(begin)

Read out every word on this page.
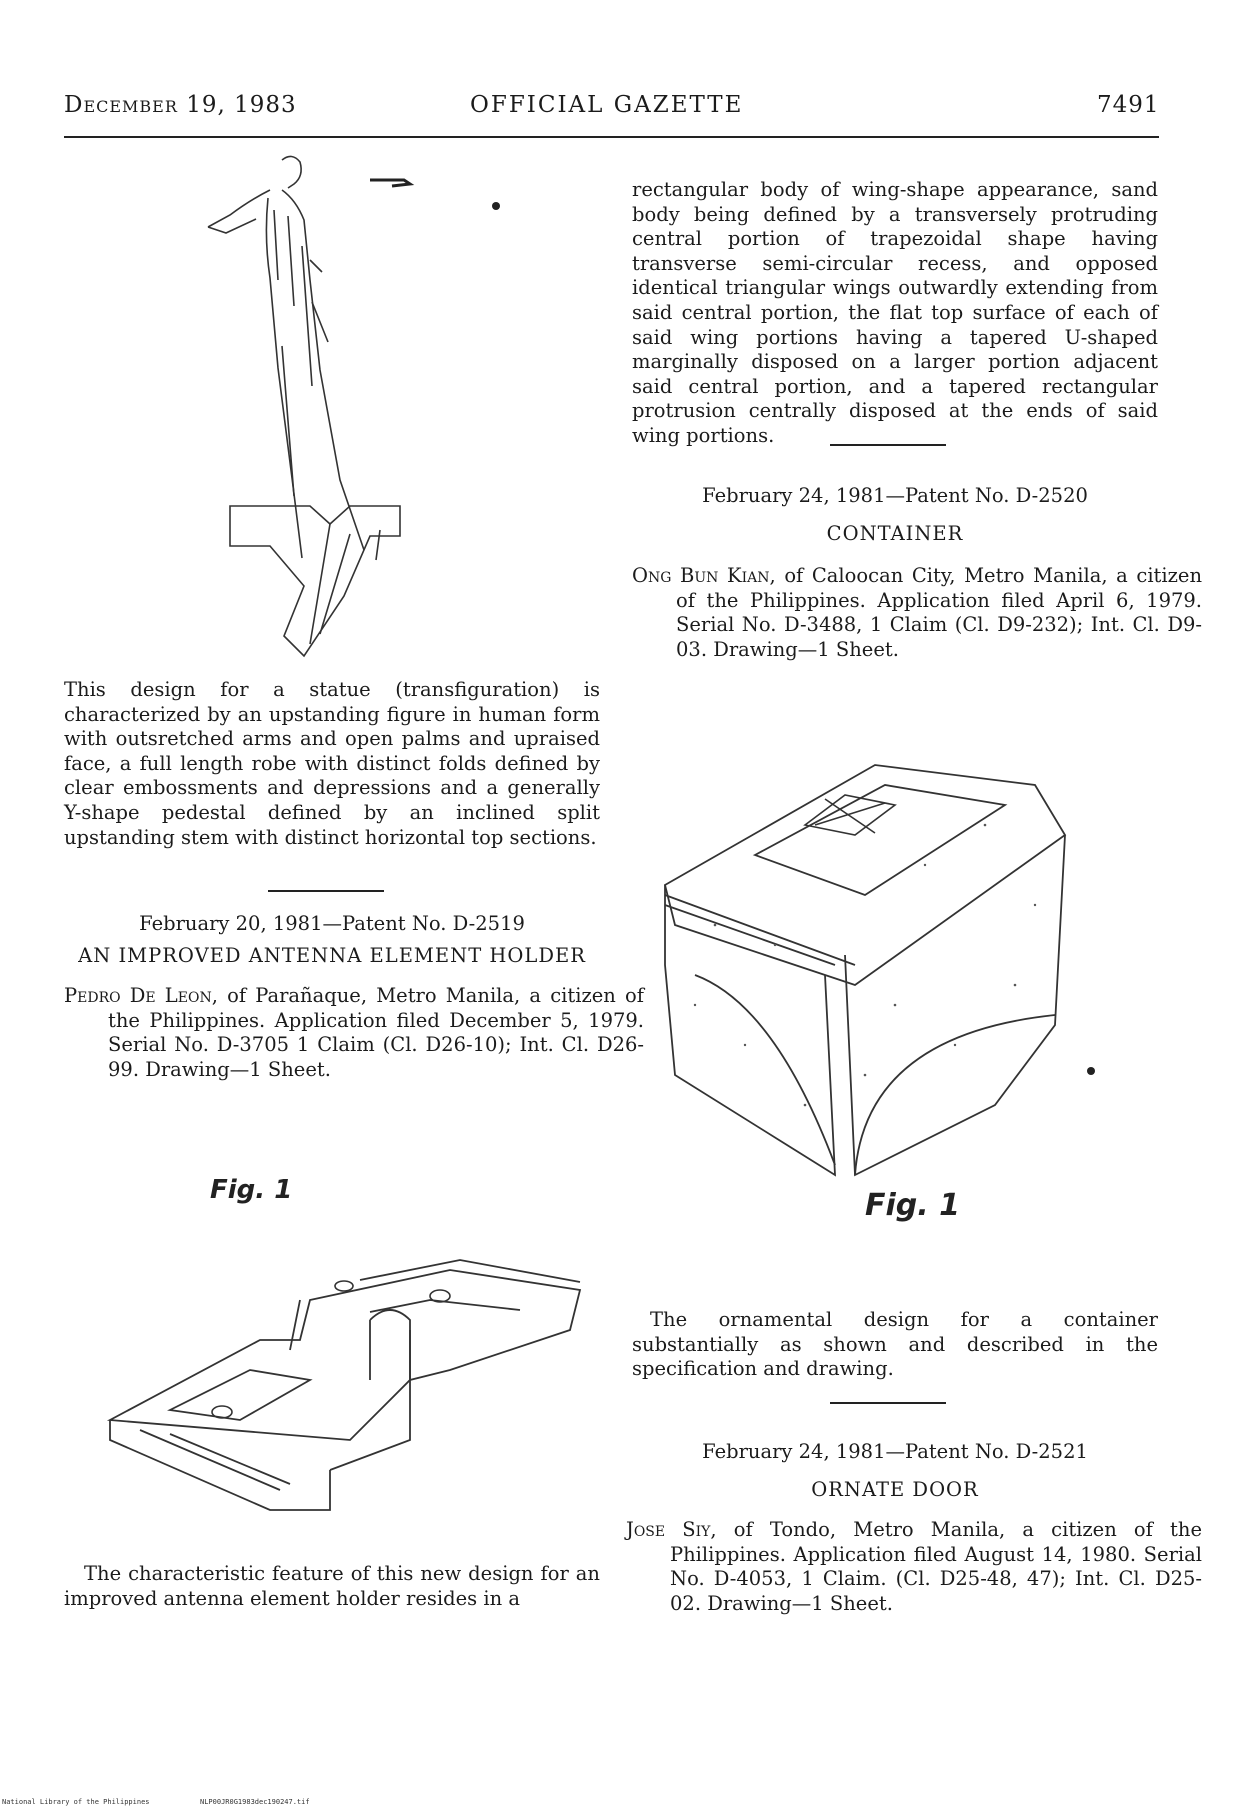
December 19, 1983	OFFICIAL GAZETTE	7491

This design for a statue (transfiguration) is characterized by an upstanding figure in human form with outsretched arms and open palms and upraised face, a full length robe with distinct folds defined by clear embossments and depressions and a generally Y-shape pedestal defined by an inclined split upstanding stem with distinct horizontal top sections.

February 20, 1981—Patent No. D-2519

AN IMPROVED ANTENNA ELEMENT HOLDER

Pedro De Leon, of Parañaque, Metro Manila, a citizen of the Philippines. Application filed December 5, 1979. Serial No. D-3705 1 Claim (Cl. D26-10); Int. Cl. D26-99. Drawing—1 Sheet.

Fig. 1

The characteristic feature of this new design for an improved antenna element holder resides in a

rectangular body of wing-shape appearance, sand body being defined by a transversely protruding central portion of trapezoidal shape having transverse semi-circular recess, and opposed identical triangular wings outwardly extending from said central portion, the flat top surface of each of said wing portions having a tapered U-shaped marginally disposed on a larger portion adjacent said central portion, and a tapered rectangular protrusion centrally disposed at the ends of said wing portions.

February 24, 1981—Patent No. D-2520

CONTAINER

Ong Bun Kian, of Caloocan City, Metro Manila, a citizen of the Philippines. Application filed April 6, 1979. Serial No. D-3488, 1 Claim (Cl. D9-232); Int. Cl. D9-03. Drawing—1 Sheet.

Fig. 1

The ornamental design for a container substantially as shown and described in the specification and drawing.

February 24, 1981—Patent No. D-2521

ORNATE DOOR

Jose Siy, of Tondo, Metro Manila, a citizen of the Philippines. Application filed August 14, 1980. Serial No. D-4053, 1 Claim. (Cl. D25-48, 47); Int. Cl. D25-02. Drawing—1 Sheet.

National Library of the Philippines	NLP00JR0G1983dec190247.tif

(end)

Problem details: Each line that holds the word "Patent" is to be copied.

Answer to this exercise:
February 20, 1981—Patent No. D-2519
February 24, 1981—Patent No. D-2520
February 24, 1981—Patent No. D-2521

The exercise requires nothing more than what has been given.